- Short problem
Using the entries below, return word for word the lines from the one containing "Serialize everything readable" up to and including the last.

—————

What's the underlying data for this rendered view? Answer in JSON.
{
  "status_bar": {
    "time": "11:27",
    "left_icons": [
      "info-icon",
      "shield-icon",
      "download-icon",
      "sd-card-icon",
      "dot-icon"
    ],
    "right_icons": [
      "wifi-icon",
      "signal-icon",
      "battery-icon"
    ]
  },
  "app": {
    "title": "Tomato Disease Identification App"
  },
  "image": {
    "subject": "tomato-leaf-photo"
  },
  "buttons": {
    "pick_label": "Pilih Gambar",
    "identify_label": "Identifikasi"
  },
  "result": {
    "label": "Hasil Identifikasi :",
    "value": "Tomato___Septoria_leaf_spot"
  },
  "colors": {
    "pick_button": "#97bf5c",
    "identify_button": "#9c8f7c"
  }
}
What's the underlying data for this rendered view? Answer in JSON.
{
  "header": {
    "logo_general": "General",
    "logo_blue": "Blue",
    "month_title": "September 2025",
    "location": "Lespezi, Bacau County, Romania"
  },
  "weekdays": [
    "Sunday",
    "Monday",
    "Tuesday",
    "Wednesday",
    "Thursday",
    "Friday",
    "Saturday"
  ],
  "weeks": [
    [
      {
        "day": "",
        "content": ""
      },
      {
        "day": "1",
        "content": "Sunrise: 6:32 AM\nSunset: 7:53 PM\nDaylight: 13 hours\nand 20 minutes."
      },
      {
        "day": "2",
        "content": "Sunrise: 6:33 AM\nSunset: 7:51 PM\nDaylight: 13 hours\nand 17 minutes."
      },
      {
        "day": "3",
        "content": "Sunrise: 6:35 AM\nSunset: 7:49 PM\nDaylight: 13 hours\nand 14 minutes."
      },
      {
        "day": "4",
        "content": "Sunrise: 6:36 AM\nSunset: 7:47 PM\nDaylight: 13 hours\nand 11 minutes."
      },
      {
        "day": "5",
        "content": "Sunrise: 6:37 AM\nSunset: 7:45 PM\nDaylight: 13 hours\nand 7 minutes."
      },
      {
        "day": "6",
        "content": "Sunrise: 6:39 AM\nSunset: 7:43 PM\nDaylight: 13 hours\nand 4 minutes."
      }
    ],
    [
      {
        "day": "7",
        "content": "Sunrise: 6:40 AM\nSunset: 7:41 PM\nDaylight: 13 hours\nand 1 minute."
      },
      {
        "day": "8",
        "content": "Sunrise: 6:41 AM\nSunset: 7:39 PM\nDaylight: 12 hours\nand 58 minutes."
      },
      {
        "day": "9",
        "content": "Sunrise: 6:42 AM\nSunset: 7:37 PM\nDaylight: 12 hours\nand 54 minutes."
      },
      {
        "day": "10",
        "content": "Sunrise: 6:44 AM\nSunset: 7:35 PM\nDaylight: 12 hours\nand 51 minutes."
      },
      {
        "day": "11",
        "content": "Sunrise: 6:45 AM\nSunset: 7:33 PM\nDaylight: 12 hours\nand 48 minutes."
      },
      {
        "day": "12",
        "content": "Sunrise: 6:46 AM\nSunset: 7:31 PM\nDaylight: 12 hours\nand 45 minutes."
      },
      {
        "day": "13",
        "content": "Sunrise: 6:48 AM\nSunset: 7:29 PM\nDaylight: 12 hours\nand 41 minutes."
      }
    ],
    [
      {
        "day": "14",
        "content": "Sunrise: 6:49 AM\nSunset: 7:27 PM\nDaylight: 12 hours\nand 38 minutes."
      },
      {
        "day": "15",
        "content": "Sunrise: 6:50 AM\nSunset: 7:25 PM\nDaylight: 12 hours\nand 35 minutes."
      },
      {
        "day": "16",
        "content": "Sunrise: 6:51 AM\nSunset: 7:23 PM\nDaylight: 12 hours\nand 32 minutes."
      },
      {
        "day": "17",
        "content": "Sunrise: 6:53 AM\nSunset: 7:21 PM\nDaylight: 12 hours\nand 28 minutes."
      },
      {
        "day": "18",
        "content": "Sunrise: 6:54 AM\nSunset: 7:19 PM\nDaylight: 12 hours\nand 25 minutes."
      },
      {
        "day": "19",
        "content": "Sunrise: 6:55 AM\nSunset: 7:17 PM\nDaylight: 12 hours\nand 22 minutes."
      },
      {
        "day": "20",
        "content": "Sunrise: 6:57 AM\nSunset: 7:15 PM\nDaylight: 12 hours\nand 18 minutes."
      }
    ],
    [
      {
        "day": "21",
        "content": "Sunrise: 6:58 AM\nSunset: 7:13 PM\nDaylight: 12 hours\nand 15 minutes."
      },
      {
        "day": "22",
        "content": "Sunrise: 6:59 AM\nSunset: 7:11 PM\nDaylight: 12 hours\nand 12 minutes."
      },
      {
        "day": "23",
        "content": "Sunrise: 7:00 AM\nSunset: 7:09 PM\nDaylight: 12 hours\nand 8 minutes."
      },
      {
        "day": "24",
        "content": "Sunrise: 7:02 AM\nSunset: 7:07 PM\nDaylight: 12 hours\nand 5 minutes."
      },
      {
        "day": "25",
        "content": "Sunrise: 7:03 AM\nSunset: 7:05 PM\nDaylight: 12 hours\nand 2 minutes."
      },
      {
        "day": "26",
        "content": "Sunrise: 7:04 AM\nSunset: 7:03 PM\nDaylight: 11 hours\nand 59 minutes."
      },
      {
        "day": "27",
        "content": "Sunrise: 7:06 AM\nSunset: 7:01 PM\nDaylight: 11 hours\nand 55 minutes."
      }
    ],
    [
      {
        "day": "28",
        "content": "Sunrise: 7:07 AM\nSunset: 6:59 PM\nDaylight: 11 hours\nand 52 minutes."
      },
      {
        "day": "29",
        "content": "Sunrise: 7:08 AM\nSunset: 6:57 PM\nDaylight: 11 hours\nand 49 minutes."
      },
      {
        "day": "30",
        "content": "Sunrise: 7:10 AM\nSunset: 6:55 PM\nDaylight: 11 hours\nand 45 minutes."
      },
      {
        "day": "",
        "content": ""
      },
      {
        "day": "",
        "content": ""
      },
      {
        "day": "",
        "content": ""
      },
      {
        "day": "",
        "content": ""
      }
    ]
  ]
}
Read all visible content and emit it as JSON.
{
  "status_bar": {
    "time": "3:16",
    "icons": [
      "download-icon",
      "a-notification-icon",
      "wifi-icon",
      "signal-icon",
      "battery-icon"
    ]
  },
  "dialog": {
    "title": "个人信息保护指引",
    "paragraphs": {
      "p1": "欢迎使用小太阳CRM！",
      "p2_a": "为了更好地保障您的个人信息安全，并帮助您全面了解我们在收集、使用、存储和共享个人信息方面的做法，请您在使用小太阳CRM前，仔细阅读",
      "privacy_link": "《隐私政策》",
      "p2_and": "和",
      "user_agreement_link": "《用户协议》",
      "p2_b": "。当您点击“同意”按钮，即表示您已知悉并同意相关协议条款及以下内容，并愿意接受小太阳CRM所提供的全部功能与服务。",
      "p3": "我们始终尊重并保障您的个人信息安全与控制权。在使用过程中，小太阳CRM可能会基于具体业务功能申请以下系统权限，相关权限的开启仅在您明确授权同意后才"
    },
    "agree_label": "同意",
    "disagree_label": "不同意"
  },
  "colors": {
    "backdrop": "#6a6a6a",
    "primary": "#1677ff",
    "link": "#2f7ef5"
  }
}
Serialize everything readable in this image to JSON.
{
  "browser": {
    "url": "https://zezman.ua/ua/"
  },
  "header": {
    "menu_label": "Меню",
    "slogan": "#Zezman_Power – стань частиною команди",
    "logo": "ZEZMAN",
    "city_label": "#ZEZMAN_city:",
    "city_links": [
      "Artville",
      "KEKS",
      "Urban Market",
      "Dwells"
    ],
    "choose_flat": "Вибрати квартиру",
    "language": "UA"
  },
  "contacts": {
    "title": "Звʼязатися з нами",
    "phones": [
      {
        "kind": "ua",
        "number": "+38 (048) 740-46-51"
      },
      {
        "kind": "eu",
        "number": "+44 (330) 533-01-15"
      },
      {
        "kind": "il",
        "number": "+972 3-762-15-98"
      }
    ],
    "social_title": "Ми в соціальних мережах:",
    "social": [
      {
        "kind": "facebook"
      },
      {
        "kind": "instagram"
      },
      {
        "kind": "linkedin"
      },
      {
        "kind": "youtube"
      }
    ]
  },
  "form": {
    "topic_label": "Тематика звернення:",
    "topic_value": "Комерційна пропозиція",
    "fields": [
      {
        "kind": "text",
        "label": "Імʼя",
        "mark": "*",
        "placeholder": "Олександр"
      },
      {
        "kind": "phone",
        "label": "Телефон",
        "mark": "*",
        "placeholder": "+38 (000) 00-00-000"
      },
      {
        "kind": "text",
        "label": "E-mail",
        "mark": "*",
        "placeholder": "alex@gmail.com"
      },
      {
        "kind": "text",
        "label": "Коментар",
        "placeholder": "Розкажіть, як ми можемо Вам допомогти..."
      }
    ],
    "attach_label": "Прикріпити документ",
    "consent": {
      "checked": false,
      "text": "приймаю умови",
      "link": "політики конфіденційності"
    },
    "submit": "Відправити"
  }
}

—————

- Task answer
Serialize everything readable in this image to JSON.
{
  "browser": {
    "url": "https://zezman.ua/ua/"
  },
  "header": {
    "menu_label": "Меню",
    "slogan": "#Zezman_Power – стань частиною команди",
    "logo": "ZEZMAN",
    "city_label": "#ZEZMAN_city:",
    "city_links": [
      "Artville",
      "KEKS",
      "Urban Market",
      "Dwells"
    ],
    "choose_flat": "Вибрати квартиру",
    "language": "UA"
  },
  "contacts": {
    "title": "Звʼязатися з нами",
    "phones": [
      {
        "kind": "ua",
        "number": "+38 (048) 740-46-51"
      },
      {
        "kind": "eu",
        "number": "+44 (330) 533-01-15"
      },
      {
        "kind": "il",
        "number": "+972 3-762-15-98"
      }
    ],
    "social_title": "Ми в соціальних мережах:",
    "social": [
      {
        "kind": "facebook"
      },
      {
        "kind": "instagram"
      },
      {
        "kind": "linkedin"
      },
      {
        "kind": "youtube"
      }
    ]
  },
  "form": {
    "topic_label": "Тематика звернення:",
    "topic_value": "Комерційна пропозиція",
    "fields": [
      {
        "kind": "text",
        "label": "Імʼя",
        "mark": "*",
        "placeholder": "Олександр"
      },
      {
        "kind": "phone",
        "label": "Телефон",
        "mark": "*",
        "placeholder": "+38 (000) 00-00-000"
      },
      {
        "kind": "text",
        "label": "E-mail",
        "mark": "*",
        "placeholder": "alex@gmail.com"
      },
      {
        "kind": "text",
        "label": "Коментар",
        "placeholder": "Розкажіть, як ми можемо Вам допомогти..."
      }
    ],
    "attach_label": "Прикріпити документ",
    "consent": {
      "checked": false,
      "text": "приймаю умови",
      "link": "політики конфіденційності"
    },
    "submit": "Відправити"
  }
}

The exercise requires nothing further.